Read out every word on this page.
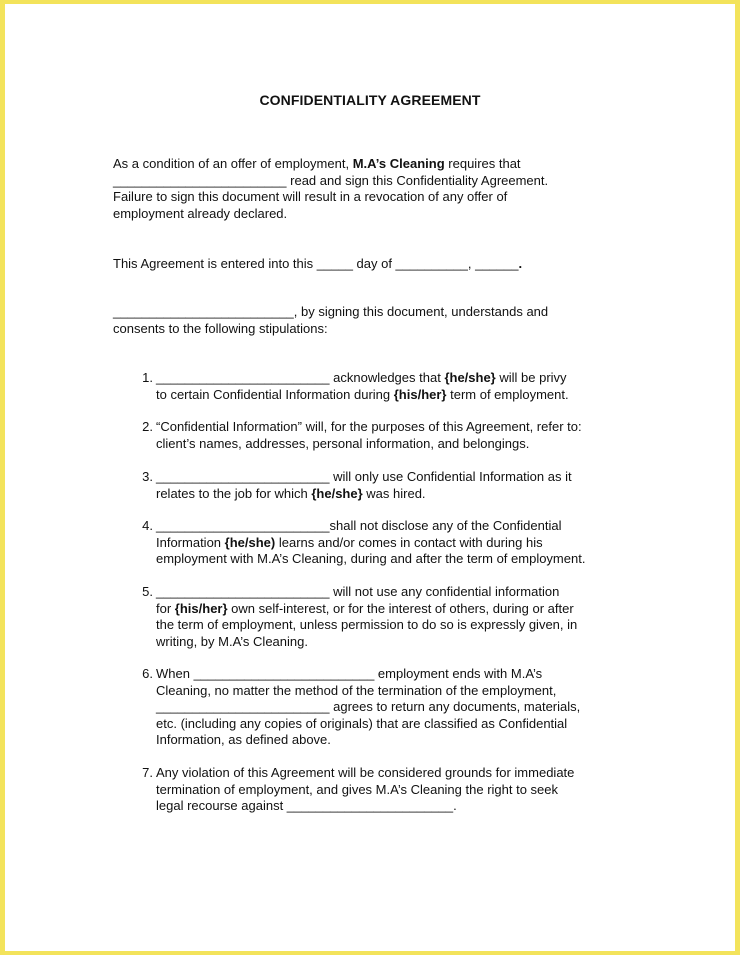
CONFIDENTIALITY AGREEMENT
As a condition of an offer of employment, M.A’s Cleaning requires that
________________________ read and sign this Confidentiality Agreement.
Failure to sign this document will result in a revocation of any offer of
employment already declared.
This Agreement is entered into this _____ day of __________, ______.
_________________________, by signing this document, understands and
consents to the following stipulations:
1. ________________________ acknowledges that {he/she} will be privy
to certain Confidential Information during {his/her} term of employment.
2. “Confidential Information” will, for the purposes of this Agreement, refer to:
client’s names, addresses, personal information, and belongings.
3. ________________________ will only use Confidential Information as it
relates to the job for which {he/she} was hired.
4. ________________________shall not disclose any of the Confidential
Information {he/she) learns and/or comes in contact with during his
employment with M.A’s Cleaning, during and after the term of employment.
5. ________________________ will not use any confidential information
for {his/her} own self-interest, or for the interest of others, during or after
the term of employment, unless permission to do so is expressly given, in
writing, by M.A’s Cleaning.
6. When _________________________ employment ends with M.A’s
Cleaning, no matter the method of the termination of the employment,
________________________ agrees to return any documents, materials,
etc. (including any copies of originals) that are classified as Confidential
Information, as defined above.
7. Any violation of this Agreement will be considered grounds for immediate
termination of employment, and gives M.A’s Cleaning the right to seek
legal recourse against _______________________.
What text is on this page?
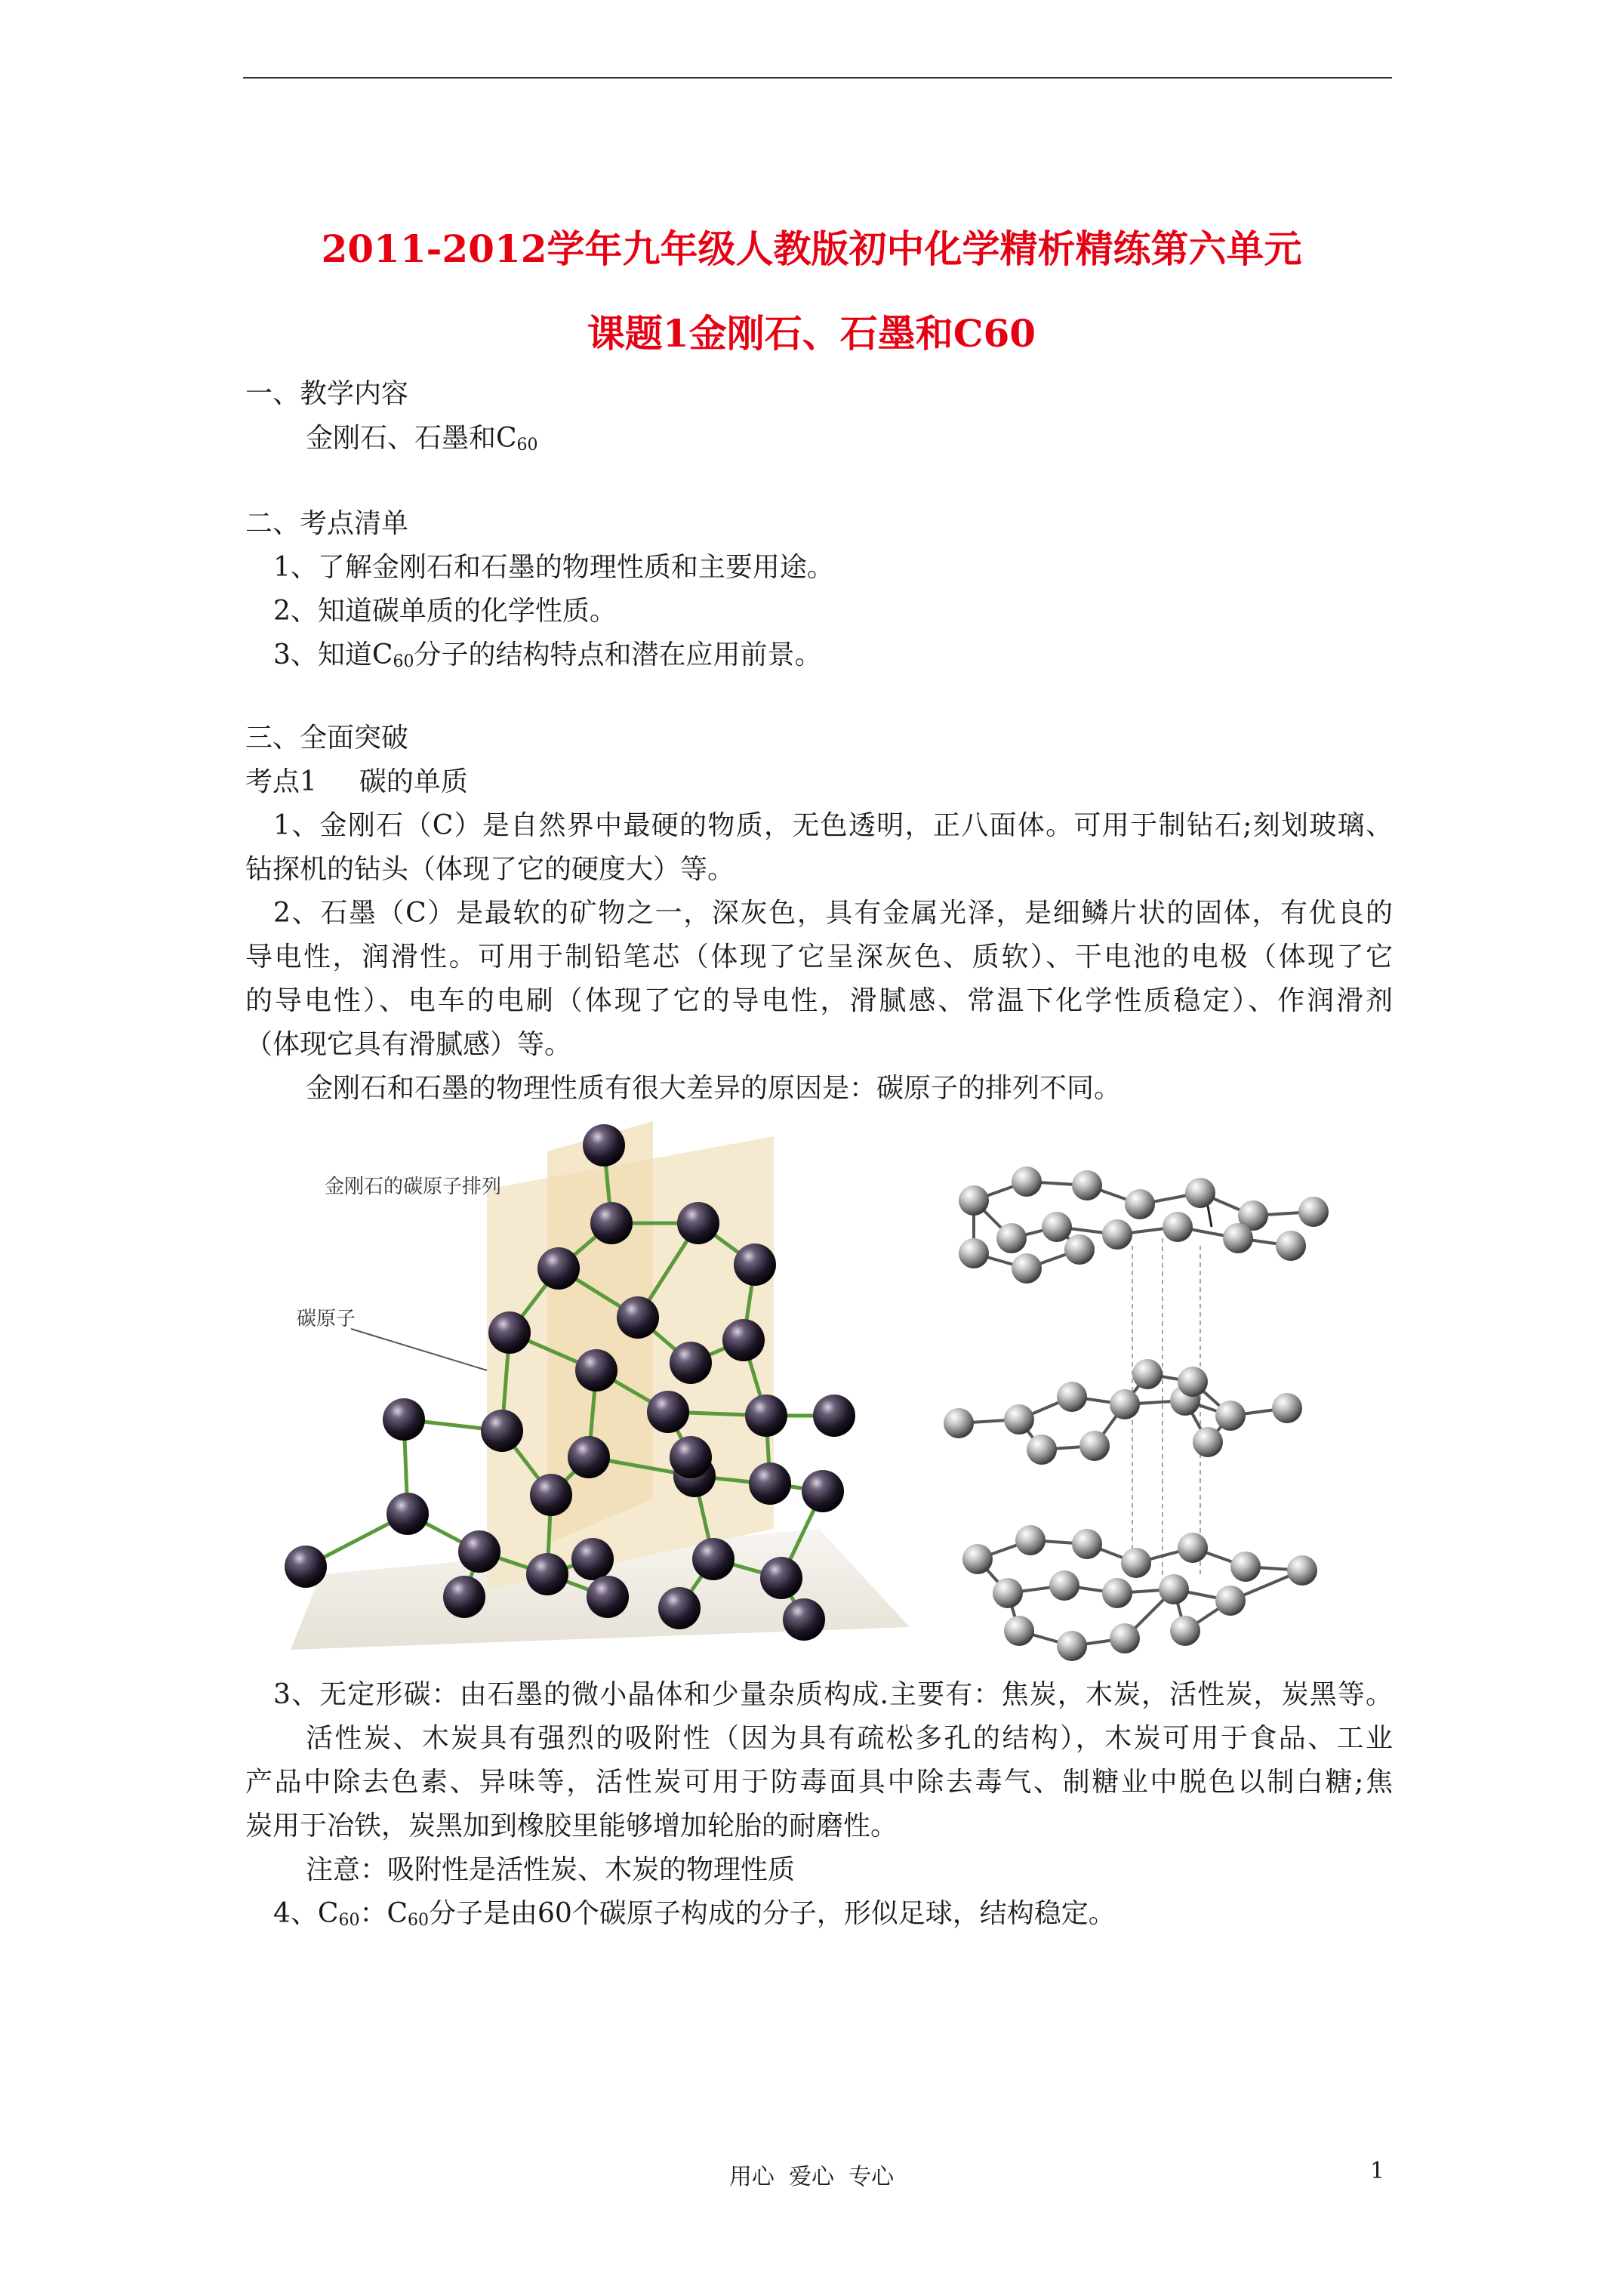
2011-2012学年九年级人教版初中化学精析精练第六单元
课题1金刚石、石墨和C60
一、教学内容
金刚石、石墨和$C_{60}$
二、考点清单
1、了解金刚石和石墨的物理性质和主要用途。
2、知道碳单质的化学性质。
3、知道$C_{60}$分子的结构特点和潜在应用前景。
三、全面突破
考点1 碳的单质
1、金刚石（C）是自然界中最硬的物质，无色透明，正八面体。可用于制钻石;刻划玻璃、
钻探机的钻头（体现了它的硬度大）等。
2、石墨（C）是最软的矿物之一，深灰色，具有金属光泽，是细鳞片状的固体，有优良的
导电性，润滑性。可用于制铅笔芯（体现了它呈深灰色、质软）、干电池的电极（体现了它
的导电性）、电车的电刷（体现了它的导电性，滑腻感、常温下化学性质稳定）、作润滑剂
（体现它具有滑腻感）等。
金刚石和石墨的物理性质有很大差异的原因是：碳原子的排列不同。
金刚石的碳原子排列
碳原子
3、无定形碳：由石墨的微小晶体和少量杂质构成.主要有：焦炭，木炭，活性炭，炭黑等。
活性炭、木炭具有强烈的吸附性（因为具有疏松多孔的结构），木炭可用于食品、工业
产品中除去色素、异味等，活性炭可用于防毒面具中除去毒气、制糖业中脱色以制白糖;焦
炭用于冶铁，炭黑加到橡胶里能够增加轮胎的耐磨性。
注意：吸附性是活性炭、木炭的物理性质
4、$C_{60}$：$C_{60}$分子是由60个碳原子构成的分子，形似足球，结构稳定。
用心  爱心  专心	1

--------------------------------------------------

Copy the records above exactly. The pictures are not part of the copy.

**RESULT BELOW:**
Read out every word on this page.
CONFIDENTIALITY AGREEMENT
As a condition of an offer of employment, M.A’s Cleaning requires that
________________________ read and sign this Confidentiality Agreement.
Failure to sign this document will result in a revocation of any offer of
employment already declared.
This Agreement is entered into this _____ day of __________, ______.
_________________________, by signing this document, understands and
consents to the following stipulations:
1. ________________________ acknowledges that {he/she} will be privy
to certain Confidential Information during {his/her} term of employment.
2. “Confidential Information” will, for the purposes of this Agreement, refer to:
client’s names, addresses, personal information, and belongings.
3. ________________________ will only use Confidential Information as it
relates to the job for which {he/she} was hired.
4. ________________________shall not disclose any of the Confidential
Information {he/she) learns and/or comes in contact with during his
employment with M.A’s Cleaning, during and after the term of employment.
5. ________________________ will not use any confidential information
for {his/her} own self-interest, or for the interest of others, during or after
the term of employment, unless permission to do so is expressly given, in
writing, by M.A’s Cleaning.
6. When _________________________ employment ends with M.A’s
Cleaning, no matter the method of the termination of the employment,
________________________ agrees to return any documents, materials,
etc. (including any copies of originals) that are classified as Confidential
Information, as defined above.
7. Any violation of this Agreement will be considered grounds for immediate
termination of employment, and gives M.A’s Cleaning the right to seek
legal recourse against _______________________.
What text is on this page?
2011-2012学年九年级人教版初中化学精析精练第六单元
课题1金刚石、石墨和C60
一、教学内容
金刚石、石墨和$C_{60}$
二、考点清单
1、了解金刚石和石墨的物理性质和主要用途。
2、知道碳单质的化学性质。
3、知道$C_{60}$分子的结构特点和潜在应用前景。
三、全面突破
考点1 碳的单质
1、金刚石（C）是自然界中最硬的物质，无色透明，正八面体。可用于制钻石;刻划玻璃、
钻探机的钻头（体现了它的硬度大）等。
2、石墨（C）是最软的矿物之一，深灰色，具有金属光泽，是细鳞片状的固体，有优良的
导电性，润滑性。可用于制铅笔芯（体现了它呈深灰色、质软）、干电池的电极（体现了它
的导电性）、电车的电刷（体现了它的导电性，滑腻感、常温下化学性质稳定）、作润滑剂
（体现它具有滑腻感）等。
金刚石和石墨的物理性质有很大差异的原因是：碳原子的排列不同。
金刚石的碳原子排列
碳原子
3、无定形碳：由石墨的微小晶体和少量杂质构成.主要有：焦炭，木炭，活性炭，炭黑等。
活性炭、木炭具有强烈的吸附性（因为具有疏松多孔的结构），木炭可用于食品、工业
产品中除去色素、异味等，活性炭可用于防毒面具中除去毒气、制糖业中脱色以制白糖;焦
炭用于冶铁，炭黑加到橡胶里能够增加轮胎的耐磨性。
注意：吸附性是活性炭、木炭的物理性质
4、$C_{60}$：$C_{60}$分子是由60个碳原子构成的分子，形似足球，结构稳定。
用心  爱心  专心	1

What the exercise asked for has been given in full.